Stored dataset items

....................

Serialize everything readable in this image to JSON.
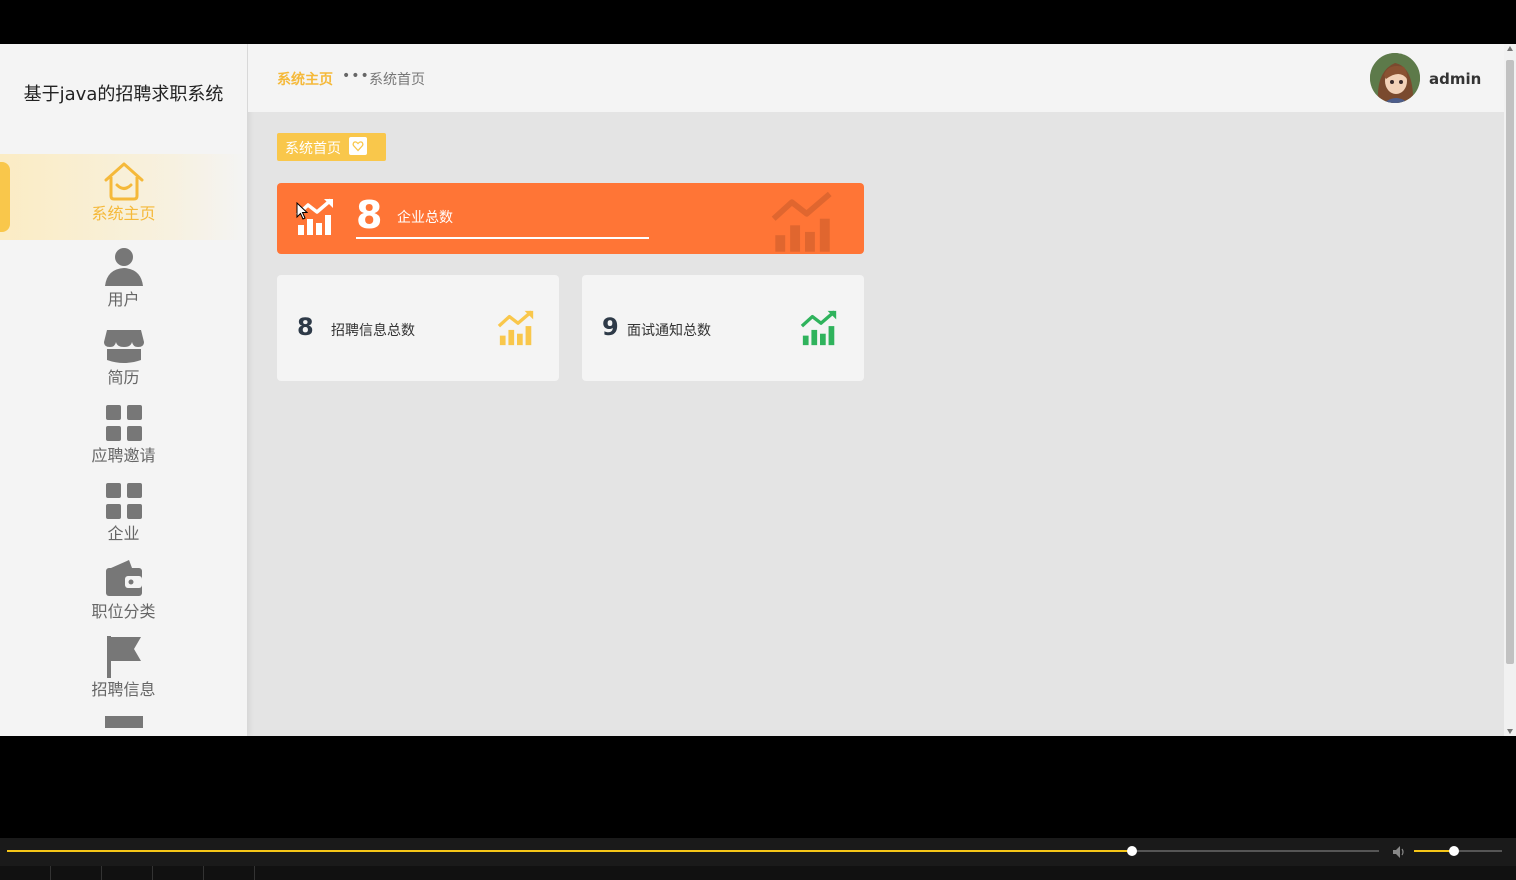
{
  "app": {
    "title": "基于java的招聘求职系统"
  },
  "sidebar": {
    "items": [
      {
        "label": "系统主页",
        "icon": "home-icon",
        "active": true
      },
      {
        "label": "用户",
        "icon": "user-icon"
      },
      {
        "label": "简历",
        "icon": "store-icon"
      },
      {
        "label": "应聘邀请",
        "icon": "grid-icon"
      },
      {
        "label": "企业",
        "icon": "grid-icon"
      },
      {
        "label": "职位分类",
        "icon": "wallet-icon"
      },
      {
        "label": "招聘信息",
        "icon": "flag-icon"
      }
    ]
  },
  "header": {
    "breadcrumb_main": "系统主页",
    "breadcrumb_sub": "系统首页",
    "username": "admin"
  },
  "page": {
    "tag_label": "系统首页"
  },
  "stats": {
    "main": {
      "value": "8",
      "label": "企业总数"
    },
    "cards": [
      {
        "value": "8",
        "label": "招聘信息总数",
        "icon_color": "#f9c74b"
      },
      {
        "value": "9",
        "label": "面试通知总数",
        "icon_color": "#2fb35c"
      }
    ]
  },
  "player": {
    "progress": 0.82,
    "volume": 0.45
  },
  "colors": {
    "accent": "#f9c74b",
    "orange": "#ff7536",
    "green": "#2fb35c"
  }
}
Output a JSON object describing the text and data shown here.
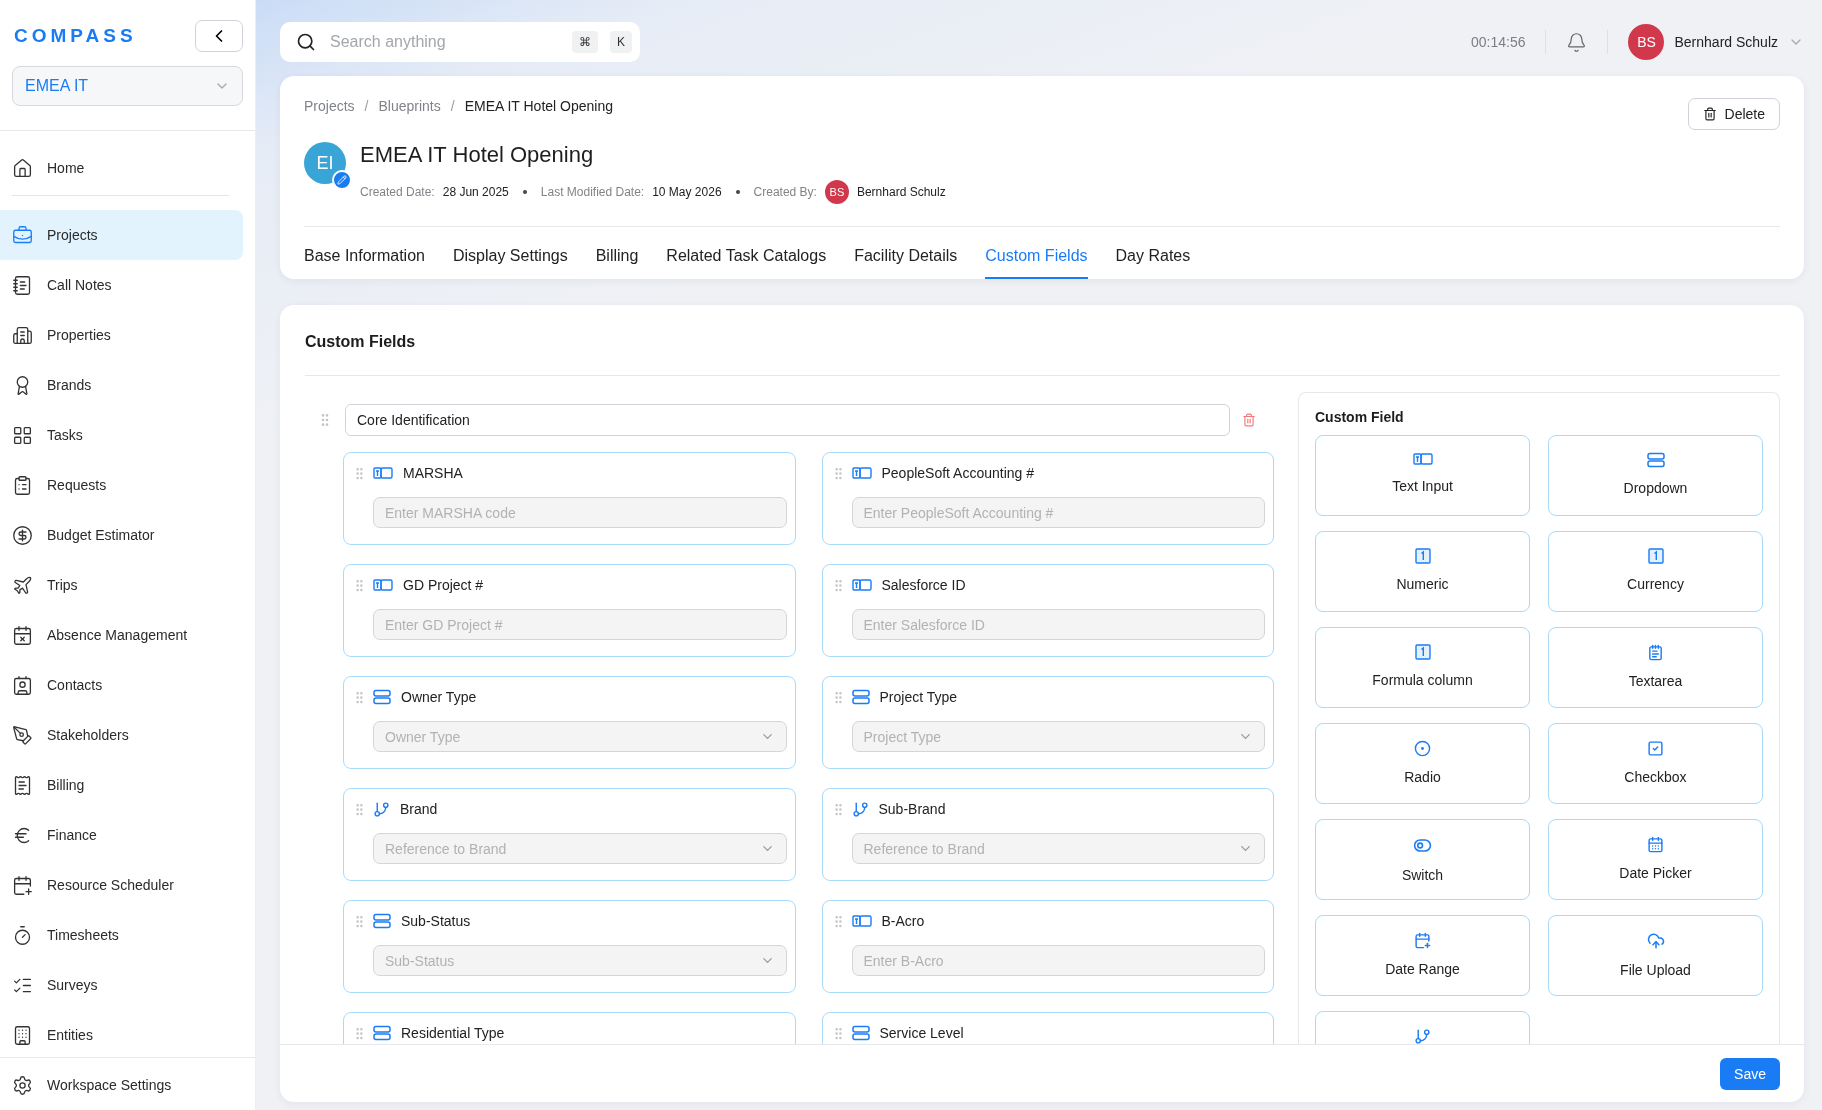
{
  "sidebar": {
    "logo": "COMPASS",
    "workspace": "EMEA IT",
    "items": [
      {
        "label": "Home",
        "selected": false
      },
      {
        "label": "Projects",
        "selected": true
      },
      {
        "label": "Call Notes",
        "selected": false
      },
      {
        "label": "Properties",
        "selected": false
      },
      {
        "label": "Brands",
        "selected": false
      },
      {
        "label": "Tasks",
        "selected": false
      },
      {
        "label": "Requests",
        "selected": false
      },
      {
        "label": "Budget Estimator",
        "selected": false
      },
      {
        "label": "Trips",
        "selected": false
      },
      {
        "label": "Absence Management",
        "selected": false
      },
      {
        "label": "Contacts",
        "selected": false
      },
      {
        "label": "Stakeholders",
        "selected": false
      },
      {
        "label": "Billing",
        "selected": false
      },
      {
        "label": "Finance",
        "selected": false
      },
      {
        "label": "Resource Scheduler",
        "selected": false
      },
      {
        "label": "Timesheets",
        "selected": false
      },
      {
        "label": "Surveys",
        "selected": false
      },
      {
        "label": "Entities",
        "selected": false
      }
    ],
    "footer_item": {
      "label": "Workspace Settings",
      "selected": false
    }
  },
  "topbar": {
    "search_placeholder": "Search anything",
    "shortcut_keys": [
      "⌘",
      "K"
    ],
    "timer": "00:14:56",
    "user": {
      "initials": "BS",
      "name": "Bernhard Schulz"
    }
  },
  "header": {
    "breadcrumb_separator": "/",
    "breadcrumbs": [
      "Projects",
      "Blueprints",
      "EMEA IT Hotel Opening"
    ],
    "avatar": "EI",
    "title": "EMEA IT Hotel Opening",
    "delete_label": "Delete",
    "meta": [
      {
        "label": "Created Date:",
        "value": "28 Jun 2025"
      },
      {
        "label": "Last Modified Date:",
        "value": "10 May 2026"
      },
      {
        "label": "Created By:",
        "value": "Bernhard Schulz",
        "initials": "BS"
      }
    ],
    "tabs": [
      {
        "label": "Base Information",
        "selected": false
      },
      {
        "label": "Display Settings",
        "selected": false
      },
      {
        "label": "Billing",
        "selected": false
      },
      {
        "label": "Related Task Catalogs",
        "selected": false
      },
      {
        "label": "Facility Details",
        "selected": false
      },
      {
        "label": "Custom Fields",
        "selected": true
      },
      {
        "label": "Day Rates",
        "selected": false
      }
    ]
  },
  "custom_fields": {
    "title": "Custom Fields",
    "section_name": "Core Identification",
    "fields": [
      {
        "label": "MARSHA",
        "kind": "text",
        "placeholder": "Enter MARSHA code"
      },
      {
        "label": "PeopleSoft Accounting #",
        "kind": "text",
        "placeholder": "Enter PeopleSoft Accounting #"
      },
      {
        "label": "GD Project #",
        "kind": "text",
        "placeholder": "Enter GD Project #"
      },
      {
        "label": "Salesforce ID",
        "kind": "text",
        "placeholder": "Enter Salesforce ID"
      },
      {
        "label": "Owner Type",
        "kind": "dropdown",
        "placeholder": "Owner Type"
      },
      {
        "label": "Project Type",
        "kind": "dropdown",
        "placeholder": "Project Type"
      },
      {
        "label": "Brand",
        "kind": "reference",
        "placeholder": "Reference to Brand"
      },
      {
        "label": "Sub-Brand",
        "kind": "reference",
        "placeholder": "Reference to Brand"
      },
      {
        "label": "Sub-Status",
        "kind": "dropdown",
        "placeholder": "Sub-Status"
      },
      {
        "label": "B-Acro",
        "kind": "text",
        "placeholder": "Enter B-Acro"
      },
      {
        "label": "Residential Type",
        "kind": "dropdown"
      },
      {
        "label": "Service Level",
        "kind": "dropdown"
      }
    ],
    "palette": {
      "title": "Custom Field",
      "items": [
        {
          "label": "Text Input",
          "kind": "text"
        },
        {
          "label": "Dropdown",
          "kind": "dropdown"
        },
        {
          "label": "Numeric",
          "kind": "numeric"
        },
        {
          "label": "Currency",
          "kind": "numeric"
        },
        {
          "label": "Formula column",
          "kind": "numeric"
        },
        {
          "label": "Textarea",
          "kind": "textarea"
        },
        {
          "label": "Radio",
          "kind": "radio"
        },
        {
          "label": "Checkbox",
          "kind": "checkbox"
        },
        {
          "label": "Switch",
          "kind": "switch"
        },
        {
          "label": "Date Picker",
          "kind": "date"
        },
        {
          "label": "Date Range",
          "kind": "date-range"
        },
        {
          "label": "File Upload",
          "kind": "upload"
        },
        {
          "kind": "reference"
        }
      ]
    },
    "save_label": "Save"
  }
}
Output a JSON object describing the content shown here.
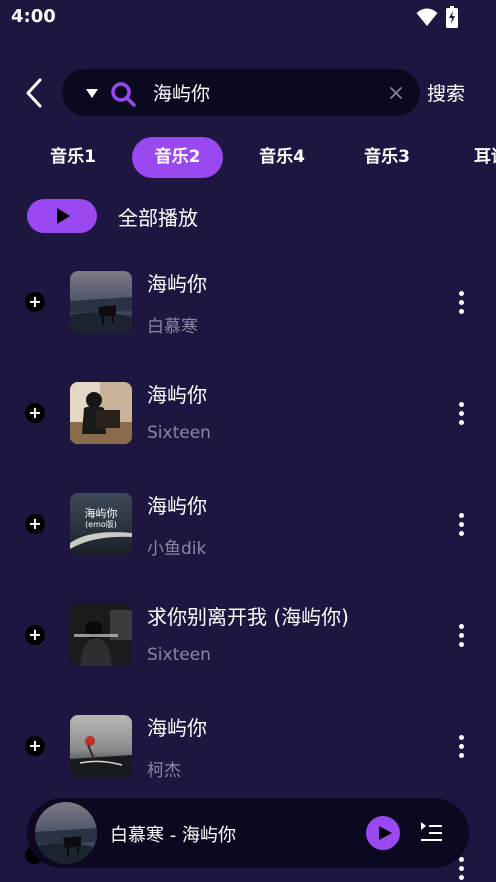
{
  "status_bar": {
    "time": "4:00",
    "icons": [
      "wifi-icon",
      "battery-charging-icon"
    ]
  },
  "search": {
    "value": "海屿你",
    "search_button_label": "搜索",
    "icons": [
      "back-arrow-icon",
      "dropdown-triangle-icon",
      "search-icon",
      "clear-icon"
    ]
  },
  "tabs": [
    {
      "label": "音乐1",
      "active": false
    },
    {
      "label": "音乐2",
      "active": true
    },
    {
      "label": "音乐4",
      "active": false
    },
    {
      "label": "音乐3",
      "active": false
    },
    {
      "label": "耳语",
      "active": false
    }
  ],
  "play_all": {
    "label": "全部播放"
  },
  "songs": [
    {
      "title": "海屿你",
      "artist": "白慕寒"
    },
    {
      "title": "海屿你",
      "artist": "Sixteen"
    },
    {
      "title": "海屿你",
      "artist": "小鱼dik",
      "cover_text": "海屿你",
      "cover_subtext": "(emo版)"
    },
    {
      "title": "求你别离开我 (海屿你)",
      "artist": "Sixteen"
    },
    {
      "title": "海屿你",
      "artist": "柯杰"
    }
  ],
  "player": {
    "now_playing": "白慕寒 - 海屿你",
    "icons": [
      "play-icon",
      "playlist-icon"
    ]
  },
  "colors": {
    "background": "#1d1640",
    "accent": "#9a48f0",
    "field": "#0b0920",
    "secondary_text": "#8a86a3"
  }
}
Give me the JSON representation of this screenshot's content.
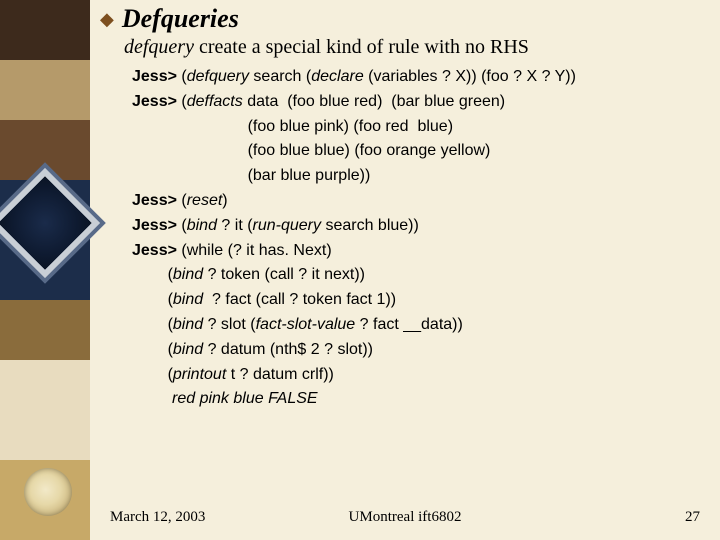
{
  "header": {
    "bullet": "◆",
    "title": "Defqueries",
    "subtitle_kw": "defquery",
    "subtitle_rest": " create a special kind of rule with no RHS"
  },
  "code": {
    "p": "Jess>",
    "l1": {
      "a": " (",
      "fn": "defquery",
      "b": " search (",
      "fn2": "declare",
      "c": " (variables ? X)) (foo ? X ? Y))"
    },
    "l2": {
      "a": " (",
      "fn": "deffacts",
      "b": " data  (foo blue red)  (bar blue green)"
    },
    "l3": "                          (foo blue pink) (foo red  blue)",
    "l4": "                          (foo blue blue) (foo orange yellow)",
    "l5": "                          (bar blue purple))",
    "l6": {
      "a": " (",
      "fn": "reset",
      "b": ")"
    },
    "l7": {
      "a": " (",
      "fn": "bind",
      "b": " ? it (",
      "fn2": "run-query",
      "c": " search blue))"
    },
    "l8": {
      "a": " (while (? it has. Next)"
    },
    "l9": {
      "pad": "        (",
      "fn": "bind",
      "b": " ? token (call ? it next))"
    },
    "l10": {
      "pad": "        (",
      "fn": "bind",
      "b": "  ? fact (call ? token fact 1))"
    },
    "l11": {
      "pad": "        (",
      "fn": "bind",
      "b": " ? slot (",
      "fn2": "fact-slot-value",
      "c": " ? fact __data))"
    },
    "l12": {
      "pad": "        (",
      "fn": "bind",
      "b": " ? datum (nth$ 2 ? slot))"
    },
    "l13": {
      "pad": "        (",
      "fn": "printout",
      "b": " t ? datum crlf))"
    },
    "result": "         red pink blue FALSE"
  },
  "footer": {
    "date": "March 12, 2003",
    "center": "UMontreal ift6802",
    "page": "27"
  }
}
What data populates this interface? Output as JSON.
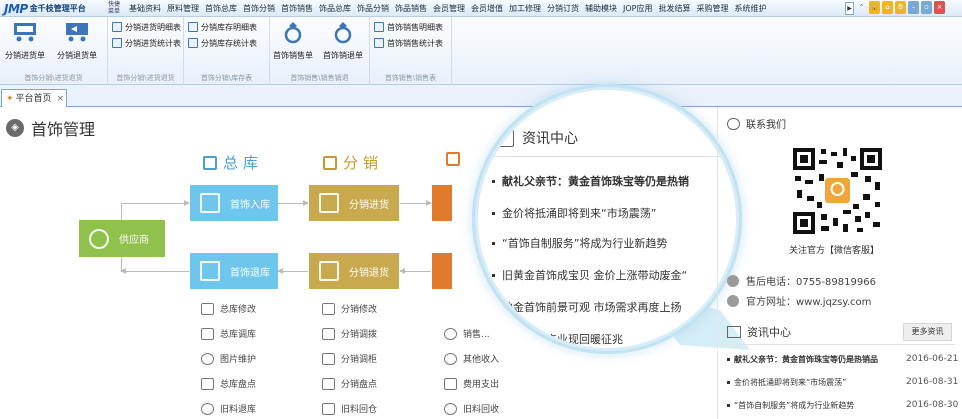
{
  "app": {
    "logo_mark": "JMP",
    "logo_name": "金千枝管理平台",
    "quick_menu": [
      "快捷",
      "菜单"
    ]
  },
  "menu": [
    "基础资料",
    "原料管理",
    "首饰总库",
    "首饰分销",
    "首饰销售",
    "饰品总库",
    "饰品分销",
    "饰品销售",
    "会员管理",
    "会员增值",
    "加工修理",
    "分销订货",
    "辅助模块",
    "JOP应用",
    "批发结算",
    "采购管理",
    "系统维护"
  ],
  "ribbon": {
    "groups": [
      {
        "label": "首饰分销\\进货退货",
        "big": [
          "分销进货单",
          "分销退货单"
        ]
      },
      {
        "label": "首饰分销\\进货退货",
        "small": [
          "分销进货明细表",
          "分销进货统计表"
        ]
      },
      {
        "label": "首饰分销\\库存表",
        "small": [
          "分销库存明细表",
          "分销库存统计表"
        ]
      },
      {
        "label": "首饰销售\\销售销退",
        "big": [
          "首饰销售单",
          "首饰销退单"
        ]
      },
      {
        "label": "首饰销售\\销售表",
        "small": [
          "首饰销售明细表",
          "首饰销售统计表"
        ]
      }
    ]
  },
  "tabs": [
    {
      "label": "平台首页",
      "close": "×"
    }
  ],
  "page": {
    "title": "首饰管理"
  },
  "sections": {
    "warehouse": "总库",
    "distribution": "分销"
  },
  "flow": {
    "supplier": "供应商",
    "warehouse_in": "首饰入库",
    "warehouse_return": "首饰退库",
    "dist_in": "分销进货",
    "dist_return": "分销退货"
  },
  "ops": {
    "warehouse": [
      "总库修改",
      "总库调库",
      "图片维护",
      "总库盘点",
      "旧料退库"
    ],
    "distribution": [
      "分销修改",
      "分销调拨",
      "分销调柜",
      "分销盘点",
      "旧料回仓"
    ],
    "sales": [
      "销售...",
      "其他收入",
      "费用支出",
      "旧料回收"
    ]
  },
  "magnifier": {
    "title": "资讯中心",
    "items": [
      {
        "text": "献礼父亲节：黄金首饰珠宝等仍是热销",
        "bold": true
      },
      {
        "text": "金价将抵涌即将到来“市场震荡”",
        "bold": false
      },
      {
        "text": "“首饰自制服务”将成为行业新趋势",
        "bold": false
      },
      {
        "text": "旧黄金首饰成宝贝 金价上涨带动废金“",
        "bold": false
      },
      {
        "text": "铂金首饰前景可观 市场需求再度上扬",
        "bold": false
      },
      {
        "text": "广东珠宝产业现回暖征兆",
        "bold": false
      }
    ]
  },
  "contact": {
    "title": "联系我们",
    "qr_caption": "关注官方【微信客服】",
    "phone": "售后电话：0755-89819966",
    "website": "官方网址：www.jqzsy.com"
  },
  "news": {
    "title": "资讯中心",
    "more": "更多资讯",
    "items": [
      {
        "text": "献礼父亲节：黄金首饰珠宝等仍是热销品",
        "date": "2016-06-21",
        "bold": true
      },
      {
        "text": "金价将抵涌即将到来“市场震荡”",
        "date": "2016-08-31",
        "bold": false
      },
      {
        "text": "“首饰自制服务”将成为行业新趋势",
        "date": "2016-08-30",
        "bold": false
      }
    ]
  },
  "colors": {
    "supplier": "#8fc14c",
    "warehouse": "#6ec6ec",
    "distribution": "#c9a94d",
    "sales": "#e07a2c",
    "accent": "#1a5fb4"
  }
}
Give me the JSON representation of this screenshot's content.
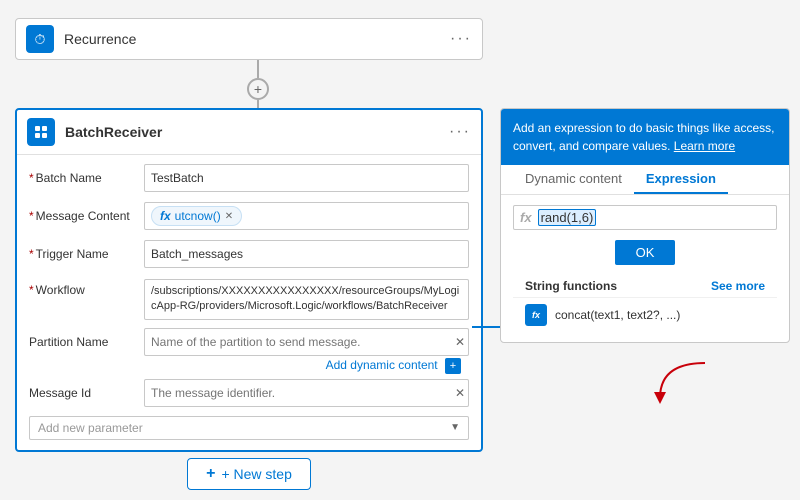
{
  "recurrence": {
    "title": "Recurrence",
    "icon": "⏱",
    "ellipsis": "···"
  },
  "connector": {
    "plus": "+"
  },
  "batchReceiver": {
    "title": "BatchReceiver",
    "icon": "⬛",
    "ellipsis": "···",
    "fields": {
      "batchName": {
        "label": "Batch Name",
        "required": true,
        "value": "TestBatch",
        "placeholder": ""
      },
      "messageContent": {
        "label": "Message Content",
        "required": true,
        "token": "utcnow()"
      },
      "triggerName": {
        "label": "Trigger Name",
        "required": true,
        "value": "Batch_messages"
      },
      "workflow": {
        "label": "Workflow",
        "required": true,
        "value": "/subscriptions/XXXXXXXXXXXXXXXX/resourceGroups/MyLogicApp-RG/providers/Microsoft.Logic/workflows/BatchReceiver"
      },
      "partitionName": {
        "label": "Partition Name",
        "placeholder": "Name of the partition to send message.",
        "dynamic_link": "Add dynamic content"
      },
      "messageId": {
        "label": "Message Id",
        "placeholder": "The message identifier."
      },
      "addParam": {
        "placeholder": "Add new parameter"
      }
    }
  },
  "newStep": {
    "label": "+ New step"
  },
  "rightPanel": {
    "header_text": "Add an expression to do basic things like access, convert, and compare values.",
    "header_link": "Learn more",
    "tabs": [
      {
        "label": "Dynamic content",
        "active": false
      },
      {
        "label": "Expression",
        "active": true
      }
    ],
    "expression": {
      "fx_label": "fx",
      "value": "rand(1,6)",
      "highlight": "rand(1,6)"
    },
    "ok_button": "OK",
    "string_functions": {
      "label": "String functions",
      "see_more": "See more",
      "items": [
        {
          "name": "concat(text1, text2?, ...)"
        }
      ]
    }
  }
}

....................

Extract from the material all lines containing the string "Hotel".

WRITTEN ANSWER:
      "EMEA IT Hotel Opening"
    "title": "EMEA IT Hotel Opening",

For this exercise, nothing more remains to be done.